Brief:
Where a line holds "Dissolved", copy it.

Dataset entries
-.-.-
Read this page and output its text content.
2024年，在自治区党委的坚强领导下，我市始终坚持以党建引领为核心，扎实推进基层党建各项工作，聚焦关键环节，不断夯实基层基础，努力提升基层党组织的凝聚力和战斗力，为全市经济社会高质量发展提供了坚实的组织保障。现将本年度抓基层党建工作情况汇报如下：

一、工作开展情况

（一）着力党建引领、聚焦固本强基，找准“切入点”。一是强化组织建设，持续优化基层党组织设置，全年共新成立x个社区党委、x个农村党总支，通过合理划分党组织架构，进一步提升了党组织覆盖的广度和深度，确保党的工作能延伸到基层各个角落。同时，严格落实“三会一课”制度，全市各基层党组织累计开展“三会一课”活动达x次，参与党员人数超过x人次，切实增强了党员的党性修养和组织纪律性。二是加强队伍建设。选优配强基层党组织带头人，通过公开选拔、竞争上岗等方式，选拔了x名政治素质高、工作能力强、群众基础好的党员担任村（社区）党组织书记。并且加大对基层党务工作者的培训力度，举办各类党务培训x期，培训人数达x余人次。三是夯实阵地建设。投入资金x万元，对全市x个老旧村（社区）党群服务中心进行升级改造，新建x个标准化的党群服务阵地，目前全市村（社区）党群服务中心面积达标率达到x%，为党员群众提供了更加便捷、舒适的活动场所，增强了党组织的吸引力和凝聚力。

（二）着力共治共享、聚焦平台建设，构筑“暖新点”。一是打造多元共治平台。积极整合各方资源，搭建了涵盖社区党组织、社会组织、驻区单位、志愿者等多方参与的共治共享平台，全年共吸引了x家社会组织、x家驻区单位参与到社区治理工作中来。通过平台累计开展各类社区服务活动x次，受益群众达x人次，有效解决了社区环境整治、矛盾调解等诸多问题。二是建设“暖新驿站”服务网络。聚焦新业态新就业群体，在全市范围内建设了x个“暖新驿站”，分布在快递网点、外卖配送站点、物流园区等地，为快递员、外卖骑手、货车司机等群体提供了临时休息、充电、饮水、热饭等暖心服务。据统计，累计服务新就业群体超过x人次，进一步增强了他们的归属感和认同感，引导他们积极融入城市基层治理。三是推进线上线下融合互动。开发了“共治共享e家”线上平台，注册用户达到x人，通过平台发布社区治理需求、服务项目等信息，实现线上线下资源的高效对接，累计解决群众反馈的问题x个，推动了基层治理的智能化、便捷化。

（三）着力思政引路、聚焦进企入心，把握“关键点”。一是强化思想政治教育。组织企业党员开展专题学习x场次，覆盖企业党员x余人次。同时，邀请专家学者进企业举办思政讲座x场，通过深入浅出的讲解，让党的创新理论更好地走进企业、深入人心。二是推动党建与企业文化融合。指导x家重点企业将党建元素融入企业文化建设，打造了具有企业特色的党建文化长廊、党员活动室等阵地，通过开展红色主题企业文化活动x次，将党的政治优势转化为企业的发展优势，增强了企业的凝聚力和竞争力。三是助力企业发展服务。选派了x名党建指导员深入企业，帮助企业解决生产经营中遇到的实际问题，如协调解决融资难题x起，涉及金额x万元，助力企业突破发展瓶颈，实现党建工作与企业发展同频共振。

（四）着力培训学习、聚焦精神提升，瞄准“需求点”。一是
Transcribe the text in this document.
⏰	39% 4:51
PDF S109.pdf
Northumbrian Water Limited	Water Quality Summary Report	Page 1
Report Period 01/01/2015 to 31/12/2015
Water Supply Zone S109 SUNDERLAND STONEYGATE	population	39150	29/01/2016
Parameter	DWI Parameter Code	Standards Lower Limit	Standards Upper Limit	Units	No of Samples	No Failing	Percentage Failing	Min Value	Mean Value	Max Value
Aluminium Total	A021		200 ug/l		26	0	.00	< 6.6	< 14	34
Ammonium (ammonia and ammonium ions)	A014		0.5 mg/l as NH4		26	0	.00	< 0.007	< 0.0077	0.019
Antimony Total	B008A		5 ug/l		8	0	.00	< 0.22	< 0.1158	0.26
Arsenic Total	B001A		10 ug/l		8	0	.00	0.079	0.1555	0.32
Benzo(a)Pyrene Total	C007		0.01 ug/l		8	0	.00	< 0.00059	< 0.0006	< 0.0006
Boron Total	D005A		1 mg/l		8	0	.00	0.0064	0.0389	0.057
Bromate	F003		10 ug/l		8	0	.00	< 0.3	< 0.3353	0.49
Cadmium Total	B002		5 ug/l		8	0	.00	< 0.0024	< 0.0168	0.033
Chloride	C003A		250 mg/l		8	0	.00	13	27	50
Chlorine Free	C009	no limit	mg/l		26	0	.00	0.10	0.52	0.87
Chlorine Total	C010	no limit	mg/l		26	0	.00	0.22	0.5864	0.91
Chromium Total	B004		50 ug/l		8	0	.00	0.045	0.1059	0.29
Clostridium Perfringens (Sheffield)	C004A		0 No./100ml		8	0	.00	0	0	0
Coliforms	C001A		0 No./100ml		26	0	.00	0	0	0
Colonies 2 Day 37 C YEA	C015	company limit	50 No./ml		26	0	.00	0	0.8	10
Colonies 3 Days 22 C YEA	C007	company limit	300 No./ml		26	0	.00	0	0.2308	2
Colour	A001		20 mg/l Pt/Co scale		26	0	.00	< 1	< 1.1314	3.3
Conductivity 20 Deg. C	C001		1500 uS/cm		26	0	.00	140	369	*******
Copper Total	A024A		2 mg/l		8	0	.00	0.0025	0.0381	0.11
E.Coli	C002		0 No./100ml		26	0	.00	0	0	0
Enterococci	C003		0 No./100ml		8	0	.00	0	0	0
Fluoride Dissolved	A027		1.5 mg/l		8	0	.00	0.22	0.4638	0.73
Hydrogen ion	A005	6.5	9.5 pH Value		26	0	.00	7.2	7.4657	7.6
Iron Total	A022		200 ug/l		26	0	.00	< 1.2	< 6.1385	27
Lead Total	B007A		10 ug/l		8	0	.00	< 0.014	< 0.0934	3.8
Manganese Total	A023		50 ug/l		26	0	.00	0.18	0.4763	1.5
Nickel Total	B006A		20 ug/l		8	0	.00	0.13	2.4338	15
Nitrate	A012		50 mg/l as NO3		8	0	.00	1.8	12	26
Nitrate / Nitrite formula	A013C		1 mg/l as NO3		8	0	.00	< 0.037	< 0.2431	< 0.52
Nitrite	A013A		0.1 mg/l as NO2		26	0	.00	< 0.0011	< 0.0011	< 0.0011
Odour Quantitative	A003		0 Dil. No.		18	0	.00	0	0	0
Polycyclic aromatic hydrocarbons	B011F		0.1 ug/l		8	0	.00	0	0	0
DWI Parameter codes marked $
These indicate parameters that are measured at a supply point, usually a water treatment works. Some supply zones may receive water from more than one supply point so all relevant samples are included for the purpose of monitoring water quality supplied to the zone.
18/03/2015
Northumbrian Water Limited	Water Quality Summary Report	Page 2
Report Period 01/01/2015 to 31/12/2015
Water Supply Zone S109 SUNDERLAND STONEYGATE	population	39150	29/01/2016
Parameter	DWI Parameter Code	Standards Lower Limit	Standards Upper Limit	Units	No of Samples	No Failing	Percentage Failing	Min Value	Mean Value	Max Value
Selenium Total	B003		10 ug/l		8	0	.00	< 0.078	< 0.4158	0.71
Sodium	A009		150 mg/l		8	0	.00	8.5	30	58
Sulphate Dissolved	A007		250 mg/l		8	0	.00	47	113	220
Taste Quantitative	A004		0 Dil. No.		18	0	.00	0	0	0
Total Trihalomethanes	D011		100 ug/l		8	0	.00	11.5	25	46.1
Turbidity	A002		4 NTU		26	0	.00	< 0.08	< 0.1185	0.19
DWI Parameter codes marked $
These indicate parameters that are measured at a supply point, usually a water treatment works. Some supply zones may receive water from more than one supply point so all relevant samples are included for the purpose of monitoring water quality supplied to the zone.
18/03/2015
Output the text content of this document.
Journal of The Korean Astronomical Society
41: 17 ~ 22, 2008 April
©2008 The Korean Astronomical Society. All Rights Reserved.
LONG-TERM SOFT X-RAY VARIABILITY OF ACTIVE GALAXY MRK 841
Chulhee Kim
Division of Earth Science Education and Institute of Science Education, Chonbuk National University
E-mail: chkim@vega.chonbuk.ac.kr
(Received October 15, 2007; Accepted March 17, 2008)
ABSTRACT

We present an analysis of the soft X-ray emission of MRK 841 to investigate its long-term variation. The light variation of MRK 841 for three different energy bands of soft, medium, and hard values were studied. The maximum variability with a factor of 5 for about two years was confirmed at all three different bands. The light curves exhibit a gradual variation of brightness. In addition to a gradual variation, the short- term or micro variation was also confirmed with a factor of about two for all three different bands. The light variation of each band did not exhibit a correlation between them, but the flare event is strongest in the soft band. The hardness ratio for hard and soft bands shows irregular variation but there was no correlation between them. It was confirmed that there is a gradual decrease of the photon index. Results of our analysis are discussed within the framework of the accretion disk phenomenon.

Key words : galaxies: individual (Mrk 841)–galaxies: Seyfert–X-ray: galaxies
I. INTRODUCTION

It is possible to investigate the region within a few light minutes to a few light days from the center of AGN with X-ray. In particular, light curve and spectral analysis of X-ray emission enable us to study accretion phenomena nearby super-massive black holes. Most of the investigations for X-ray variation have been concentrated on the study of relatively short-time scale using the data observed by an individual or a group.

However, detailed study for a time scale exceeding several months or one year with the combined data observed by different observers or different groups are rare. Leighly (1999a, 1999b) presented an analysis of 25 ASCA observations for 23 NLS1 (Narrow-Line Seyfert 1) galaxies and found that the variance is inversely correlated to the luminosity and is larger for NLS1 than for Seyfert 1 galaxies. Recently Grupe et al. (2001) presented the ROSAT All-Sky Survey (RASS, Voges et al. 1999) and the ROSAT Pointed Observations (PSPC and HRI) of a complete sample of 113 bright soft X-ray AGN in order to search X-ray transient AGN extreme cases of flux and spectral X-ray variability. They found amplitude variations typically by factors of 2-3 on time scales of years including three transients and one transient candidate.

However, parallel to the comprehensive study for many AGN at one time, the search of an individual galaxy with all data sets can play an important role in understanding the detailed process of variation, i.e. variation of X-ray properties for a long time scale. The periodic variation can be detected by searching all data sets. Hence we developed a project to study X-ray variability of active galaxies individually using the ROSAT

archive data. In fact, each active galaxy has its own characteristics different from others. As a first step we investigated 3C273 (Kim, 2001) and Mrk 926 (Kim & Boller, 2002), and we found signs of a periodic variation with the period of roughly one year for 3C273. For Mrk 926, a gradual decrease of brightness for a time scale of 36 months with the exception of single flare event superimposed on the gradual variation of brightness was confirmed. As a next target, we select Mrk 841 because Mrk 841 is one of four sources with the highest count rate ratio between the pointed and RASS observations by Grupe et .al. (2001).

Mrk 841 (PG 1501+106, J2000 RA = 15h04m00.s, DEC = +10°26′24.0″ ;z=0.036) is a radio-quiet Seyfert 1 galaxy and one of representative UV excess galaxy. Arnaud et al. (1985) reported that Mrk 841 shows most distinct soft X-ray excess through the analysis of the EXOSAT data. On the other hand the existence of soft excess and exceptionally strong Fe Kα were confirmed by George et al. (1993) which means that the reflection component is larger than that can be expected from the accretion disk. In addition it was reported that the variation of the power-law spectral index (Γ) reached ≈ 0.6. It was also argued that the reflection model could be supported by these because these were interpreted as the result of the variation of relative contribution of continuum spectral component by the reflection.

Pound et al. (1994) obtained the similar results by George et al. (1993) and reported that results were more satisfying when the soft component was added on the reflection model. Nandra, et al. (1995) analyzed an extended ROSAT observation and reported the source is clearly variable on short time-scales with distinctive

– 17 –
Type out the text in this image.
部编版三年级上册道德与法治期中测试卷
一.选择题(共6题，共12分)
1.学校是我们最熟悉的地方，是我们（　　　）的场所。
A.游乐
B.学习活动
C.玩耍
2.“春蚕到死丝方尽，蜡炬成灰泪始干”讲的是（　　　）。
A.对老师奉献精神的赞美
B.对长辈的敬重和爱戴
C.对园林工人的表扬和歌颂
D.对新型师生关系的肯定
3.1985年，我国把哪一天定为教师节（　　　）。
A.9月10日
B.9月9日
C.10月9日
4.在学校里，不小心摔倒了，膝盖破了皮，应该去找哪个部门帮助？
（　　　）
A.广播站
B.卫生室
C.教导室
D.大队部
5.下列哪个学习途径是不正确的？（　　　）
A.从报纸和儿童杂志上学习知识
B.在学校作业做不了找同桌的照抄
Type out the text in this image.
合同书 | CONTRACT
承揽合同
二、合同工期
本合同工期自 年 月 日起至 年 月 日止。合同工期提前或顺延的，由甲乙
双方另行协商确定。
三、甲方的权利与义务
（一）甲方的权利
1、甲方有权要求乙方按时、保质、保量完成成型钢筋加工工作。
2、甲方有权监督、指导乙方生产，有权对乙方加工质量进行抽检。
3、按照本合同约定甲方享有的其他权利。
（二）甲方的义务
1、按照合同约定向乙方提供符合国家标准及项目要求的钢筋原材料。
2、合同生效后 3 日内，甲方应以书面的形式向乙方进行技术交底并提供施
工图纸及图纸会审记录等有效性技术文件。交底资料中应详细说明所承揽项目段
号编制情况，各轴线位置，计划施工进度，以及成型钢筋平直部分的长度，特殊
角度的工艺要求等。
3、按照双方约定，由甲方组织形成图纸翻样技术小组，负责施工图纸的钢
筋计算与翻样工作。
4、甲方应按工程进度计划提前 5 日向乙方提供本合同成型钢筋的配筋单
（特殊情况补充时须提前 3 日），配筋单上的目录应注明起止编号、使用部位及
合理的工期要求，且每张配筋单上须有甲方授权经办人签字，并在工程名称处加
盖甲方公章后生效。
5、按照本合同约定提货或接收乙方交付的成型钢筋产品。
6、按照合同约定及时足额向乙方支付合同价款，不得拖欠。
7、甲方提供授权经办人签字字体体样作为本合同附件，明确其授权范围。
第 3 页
-.-.-
Exercise result:
Fluoride Dissolved	A027		1.5 mg/l		8	0	.00	0.22	0.4638	0.73
Sulphate Dissolved	A007		250 mg/l		8	0	.00	47	113	220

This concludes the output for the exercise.